Keep only those lines of the records that include the string "Jamshedpur".
···
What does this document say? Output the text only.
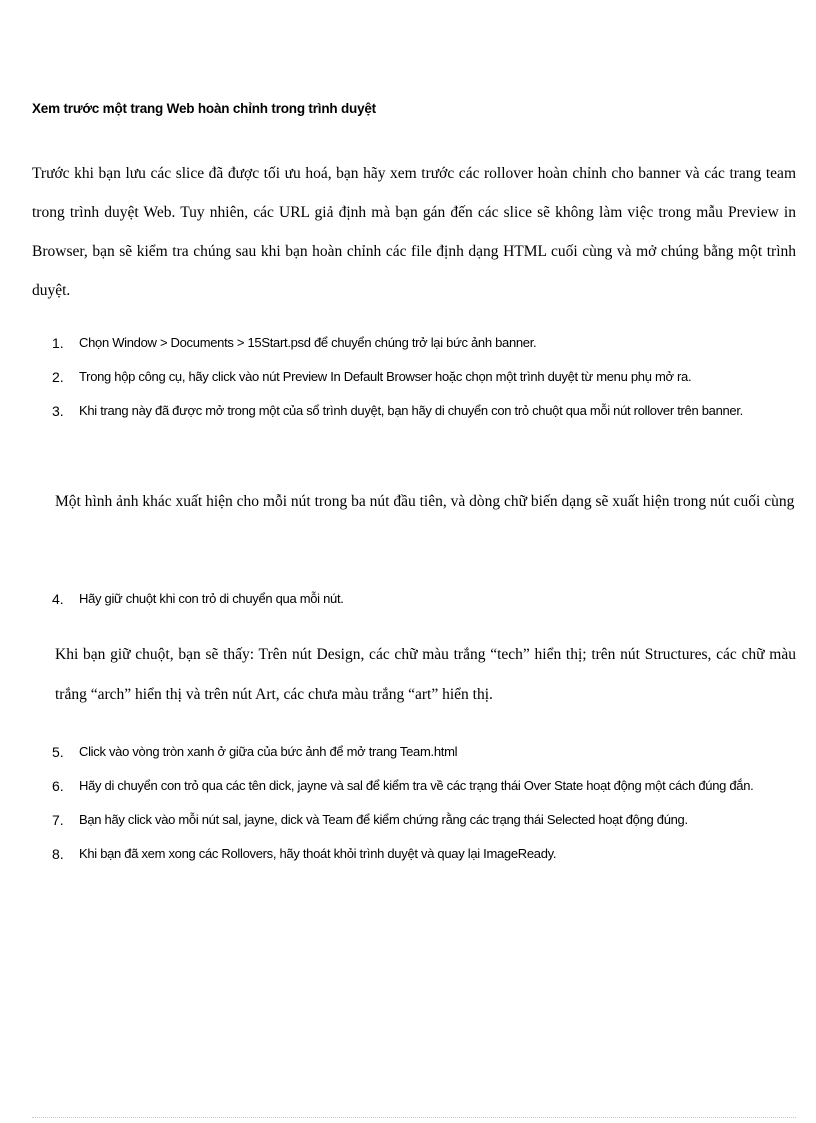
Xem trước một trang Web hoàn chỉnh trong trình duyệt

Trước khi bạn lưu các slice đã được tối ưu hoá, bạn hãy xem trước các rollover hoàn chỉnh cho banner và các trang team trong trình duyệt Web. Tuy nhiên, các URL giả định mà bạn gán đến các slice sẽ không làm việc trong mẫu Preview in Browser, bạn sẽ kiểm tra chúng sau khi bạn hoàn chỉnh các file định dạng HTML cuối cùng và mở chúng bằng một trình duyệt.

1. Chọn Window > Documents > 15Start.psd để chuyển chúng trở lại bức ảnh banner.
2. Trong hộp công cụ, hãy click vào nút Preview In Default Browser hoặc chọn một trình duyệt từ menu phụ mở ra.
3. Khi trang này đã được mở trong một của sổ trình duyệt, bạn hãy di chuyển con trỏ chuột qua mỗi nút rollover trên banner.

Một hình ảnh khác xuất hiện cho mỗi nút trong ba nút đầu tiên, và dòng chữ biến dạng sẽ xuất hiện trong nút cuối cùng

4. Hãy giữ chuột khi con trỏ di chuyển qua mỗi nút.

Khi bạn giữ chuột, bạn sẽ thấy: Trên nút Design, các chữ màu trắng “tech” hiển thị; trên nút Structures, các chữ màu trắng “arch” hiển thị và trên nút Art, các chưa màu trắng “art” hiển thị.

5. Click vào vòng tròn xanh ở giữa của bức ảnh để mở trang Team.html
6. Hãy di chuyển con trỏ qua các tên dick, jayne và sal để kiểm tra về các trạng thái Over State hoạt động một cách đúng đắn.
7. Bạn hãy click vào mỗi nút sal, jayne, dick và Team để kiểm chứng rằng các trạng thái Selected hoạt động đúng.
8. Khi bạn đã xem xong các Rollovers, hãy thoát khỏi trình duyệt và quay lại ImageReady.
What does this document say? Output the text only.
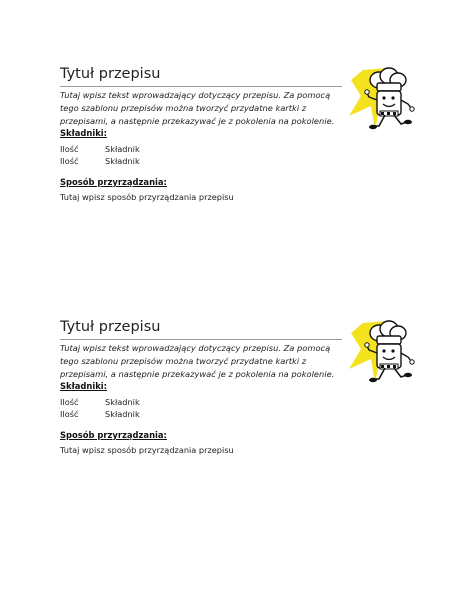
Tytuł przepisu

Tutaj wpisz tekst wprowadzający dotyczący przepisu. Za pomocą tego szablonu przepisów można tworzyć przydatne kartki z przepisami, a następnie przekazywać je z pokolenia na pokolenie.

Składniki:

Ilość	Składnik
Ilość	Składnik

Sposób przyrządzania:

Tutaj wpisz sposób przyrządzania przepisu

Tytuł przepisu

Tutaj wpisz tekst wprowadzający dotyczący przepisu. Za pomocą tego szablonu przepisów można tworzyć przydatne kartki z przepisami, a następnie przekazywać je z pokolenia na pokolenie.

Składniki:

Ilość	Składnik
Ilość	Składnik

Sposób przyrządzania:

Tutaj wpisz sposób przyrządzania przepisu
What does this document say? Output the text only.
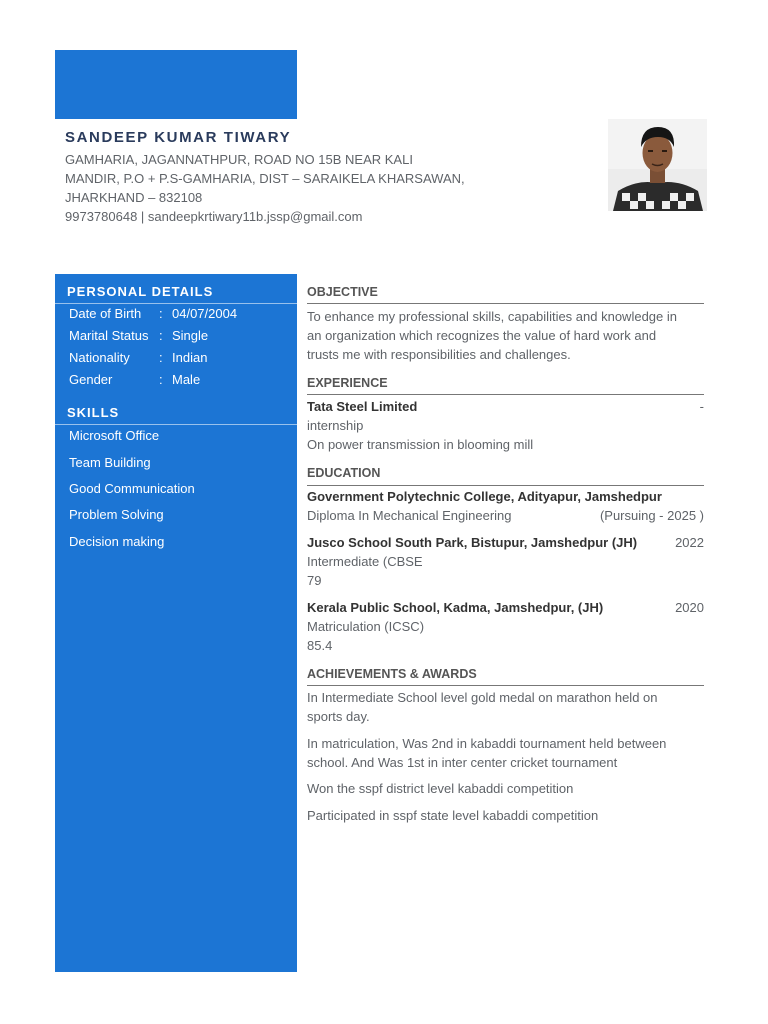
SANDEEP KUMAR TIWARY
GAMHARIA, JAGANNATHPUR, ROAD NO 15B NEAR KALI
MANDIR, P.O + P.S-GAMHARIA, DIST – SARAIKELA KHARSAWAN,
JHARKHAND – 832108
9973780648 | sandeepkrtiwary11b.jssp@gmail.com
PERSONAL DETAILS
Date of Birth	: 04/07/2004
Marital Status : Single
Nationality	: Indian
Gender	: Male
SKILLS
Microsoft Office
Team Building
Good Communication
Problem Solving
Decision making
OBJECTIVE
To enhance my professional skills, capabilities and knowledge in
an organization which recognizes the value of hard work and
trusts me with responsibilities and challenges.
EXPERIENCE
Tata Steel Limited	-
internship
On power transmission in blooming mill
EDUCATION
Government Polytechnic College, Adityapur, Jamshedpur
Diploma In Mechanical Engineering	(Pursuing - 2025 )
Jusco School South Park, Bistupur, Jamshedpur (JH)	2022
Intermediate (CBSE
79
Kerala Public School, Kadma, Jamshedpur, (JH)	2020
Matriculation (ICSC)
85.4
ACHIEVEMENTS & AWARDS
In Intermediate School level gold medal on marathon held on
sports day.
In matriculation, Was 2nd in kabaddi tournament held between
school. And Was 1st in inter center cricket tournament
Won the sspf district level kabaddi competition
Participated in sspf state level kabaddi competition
···
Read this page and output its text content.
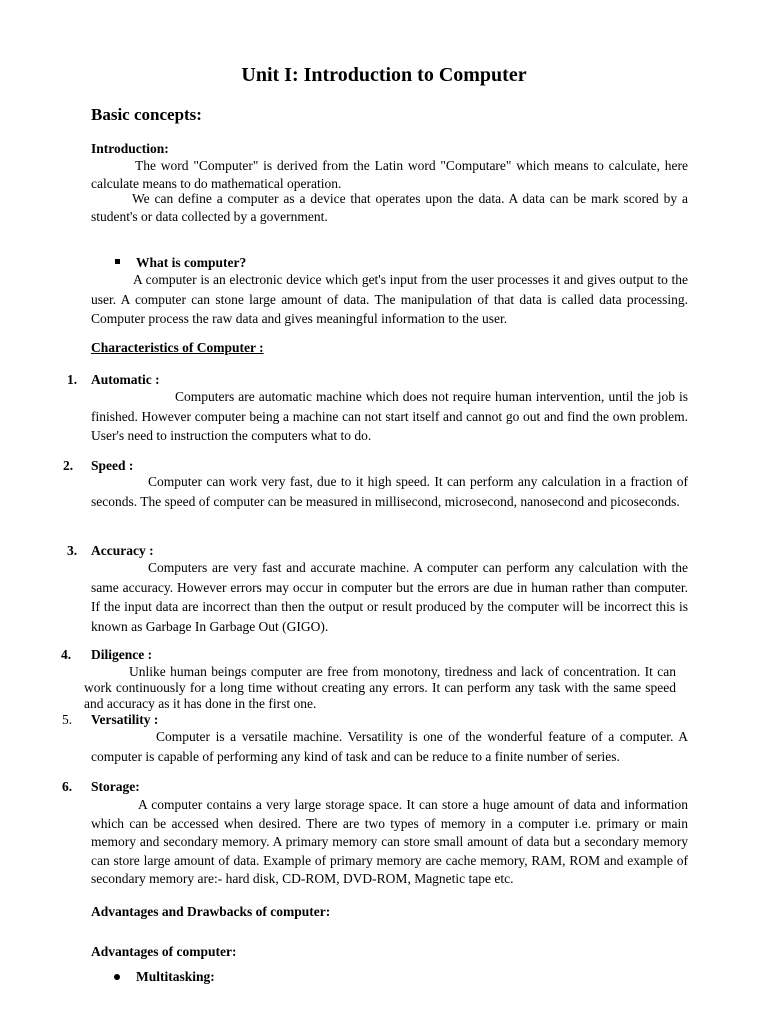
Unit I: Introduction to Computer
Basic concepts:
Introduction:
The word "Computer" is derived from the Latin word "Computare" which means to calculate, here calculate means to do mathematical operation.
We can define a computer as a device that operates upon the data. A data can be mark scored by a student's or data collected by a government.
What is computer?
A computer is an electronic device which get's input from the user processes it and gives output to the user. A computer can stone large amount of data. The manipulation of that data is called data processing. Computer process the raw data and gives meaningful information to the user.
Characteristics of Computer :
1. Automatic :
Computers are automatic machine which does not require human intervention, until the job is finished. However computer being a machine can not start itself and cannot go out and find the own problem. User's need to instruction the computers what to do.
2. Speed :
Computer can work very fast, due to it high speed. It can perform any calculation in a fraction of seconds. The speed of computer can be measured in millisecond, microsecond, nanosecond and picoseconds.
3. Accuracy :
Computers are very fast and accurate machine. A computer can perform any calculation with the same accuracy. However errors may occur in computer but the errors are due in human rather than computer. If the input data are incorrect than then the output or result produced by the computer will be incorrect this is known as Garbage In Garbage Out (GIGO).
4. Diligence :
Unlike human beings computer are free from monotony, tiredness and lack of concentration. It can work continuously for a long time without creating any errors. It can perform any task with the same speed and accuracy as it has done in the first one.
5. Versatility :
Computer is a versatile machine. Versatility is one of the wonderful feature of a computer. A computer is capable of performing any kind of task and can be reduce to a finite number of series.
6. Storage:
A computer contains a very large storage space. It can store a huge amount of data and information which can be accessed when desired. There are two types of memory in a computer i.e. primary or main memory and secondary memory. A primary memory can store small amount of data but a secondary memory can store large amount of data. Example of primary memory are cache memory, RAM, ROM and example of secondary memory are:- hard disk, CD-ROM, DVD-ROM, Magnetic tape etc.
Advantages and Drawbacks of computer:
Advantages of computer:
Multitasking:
···
#### PROBLEM SOLUTION
Government Polytechnic College, Adityapur, Jamshedpur
Jusco School South Park, Bistupur, Jamshedpur (JH)	2022
Kerala Public School, Kadma, Jamshedpur, (JH)	2020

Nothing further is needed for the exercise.